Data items

*-*-*

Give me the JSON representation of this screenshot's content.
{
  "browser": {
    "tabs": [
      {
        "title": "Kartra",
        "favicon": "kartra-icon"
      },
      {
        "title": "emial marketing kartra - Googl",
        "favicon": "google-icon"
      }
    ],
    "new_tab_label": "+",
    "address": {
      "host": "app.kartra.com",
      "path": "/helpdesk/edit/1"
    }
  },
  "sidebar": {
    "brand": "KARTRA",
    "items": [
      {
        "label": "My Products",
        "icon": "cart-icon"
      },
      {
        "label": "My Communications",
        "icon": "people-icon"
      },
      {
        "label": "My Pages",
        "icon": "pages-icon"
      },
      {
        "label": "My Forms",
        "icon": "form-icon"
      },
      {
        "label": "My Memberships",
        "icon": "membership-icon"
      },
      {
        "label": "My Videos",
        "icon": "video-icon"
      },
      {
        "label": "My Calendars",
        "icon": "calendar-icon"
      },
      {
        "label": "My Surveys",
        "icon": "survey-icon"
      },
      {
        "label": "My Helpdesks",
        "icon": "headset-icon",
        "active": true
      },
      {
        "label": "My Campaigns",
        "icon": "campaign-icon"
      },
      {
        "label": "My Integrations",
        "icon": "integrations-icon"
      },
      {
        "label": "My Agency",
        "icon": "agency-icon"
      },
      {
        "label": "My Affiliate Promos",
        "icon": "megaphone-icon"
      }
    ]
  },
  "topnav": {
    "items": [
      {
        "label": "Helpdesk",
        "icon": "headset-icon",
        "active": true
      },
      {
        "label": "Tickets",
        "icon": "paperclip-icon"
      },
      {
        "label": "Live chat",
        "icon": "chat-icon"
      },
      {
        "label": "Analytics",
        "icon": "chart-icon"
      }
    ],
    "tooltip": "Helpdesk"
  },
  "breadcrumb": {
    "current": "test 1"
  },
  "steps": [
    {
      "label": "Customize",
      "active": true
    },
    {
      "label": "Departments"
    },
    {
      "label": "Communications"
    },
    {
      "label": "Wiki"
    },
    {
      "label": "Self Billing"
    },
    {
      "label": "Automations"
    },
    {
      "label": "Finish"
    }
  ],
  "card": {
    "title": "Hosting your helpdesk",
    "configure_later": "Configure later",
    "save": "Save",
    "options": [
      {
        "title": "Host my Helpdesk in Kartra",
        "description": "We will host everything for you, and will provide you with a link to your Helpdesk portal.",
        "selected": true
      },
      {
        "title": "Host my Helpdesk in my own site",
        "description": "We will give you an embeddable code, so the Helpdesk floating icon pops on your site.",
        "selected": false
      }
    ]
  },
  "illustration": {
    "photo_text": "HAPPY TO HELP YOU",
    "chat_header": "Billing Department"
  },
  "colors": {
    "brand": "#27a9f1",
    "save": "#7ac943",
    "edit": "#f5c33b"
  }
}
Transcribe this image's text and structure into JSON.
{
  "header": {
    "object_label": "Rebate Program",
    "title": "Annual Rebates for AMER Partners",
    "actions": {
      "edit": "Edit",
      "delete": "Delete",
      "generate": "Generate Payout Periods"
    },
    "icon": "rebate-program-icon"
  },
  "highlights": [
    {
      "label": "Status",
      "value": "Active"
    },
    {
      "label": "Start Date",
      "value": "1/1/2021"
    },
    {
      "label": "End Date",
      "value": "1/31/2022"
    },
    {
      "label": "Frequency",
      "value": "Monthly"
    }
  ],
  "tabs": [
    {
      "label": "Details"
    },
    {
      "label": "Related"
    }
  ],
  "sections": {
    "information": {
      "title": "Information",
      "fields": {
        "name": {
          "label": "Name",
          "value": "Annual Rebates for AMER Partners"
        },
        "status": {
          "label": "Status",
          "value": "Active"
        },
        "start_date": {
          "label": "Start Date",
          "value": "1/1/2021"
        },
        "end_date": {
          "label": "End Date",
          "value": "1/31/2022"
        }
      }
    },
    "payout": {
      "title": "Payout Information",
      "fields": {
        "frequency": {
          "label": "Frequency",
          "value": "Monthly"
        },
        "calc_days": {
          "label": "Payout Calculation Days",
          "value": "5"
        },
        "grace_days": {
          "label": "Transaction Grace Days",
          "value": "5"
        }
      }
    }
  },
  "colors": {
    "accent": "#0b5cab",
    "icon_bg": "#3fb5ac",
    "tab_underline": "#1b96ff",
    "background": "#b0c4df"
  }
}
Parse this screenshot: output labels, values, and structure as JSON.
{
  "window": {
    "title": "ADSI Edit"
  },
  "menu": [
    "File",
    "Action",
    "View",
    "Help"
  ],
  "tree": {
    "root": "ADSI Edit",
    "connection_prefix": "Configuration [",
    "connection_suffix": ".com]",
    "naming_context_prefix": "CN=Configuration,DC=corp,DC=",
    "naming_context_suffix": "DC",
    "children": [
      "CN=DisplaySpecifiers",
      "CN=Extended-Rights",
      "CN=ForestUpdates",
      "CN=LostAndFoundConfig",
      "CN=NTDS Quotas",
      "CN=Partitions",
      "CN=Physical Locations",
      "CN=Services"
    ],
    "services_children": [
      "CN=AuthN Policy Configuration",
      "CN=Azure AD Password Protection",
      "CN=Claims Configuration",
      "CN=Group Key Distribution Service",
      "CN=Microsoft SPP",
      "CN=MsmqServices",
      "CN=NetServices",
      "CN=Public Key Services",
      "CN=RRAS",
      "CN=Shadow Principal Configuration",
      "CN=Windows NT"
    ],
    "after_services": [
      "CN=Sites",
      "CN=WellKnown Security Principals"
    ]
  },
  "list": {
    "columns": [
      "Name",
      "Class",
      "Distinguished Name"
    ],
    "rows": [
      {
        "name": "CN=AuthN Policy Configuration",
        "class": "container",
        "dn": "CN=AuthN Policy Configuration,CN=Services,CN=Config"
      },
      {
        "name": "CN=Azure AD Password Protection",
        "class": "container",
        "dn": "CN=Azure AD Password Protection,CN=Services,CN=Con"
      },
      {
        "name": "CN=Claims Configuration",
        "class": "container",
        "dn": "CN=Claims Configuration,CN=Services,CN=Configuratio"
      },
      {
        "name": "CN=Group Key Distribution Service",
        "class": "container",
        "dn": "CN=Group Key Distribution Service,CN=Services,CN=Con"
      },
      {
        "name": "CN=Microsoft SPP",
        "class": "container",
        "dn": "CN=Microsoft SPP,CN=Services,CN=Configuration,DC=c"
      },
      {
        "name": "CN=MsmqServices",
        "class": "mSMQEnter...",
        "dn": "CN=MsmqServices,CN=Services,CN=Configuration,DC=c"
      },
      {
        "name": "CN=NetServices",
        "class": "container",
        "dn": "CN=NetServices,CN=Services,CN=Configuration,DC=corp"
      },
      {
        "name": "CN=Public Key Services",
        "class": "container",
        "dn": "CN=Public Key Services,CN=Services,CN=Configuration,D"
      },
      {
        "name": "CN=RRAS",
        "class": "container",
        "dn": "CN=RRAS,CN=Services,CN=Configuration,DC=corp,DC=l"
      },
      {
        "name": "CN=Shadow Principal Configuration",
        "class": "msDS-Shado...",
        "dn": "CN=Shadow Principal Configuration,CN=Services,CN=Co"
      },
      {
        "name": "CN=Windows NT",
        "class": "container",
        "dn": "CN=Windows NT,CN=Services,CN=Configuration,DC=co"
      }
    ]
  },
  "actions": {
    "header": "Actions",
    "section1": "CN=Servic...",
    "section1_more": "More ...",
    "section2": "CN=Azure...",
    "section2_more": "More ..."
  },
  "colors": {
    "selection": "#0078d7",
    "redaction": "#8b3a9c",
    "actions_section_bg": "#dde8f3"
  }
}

*-*-*

= PROMPT =
Identify how many lines in the entries above include the string "favicon", then state that number alone.

= THE SOLUTION =
2